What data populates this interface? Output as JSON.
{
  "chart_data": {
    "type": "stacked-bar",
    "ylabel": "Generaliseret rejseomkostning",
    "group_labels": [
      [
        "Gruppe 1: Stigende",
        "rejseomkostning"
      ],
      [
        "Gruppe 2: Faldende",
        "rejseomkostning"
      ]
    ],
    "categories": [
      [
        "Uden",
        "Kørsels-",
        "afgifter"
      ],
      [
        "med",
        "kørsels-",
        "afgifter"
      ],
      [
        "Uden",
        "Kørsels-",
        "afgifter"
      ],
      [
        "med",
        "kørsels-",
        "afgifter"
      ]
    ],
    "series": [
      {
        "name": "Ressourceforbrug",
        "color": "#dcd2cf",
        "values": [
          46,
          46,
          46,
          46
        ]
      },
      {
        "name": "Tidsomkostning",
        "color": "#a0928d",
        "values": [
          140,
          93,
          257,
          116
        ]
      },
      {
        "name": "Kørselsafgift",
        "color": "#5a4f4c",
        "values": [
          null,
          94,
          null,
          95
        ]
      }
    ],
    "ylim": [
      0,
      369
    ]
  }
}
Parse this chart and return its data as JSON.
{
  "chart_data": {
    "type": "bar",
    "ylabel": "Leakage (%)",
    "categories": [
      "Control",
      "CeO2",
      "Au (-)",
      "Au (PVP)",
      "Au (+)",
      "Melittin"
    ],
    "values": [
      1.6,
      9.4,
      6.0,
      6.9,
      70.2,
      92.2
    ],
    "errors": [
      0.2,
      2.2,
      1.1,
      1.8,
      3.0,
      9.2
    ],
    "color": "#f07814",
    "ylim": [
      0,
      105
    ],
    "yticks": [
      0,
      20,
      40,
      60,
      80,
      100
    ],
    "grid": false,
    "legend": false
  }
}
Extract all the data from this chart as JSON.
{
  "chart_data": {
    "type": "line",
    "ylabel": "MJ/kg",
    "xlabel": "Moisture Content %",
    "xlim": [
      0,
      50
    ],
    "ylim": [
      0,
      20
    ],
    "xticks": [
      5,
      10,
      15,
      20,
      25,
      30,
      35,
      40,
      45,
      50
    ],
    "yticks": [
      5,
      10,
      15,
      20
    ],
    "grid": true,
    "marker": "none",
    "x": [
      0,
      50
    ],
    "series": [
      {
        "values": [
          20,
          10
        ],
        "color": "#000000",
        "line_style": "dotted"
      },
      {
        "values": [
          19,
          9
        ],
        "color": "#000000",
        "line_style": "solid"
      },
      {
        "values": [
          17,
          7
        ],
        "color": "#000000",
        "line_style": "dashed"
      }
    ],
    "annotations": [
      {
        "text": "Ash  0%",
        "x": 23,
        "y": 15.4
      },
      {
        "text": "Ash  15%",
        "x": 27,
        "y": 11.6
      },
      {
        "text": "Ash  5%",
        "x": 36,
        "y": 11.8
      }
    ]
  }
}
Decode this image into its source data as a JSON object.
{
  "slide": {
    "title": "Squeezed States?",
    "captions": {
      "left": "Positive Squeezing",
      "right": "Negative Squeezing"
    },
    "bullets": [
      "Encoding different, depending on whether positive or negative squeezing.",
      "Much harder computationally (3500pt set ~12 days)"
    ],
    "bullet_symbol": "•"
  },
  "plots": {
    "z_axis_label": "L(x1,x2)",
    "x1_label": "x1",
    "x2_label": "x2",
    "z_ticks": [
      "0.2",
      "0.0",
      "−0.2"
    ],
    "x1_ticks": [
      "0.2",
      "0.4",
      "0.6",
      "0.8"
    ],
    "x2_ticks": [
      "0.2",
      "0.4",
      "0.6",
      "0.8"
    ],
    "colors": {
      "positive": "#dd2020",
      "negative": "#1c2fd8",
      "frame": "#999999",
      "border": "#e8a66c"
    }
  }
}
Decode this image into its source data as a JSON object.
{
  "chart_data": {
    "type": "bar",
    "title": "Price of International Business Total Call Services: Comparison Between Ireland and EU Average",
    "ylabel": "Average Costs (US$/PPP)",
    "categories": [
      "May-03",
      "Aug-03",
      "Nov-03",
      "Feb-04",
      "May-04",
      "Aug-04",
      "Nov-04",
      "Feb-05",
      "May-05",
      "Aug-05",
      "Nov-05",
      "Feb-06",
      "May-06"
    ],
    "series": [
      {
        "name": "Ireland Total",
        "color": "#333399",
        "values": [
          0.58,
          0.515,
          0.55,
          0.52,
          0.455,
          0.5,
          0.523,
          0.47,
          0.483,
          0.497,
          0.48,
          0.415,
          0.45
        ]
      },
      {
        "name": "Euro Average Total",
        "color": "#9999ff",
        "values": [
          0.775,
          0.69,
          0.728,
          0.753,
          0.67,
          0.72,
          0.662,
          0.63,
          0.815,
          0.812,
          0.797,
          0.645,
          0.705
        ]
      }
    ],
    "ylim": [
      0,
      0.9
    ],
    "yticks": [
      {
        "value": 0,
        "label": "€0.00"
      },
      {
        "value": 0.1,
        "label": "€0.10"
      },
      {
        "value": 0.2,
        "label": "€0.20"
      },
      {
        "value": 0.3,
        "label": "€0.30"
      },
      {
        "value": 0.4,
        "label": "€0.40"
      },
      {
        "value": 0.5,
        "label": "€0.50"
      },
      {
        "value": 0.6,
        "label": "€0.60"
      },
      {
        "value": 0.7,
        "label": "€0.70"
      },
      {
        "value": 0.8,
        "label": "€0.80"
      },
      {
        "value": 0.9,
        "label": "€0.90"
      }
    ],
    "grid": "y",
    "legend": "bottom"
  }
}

------------------------------------------------------------

- **DESCRIPTION OF THE TASK**
In the entries above, find each line with the string "ylabel" and copy it.

- **WRITTEN RESPONSE**
    "ylabel": "Generaliseret rejseomkostning",
    "ylabel": "Leakage (%)",
    "ylabel": "MJ/kg",
    "ylabel": "Average Costs (US$/PPP)",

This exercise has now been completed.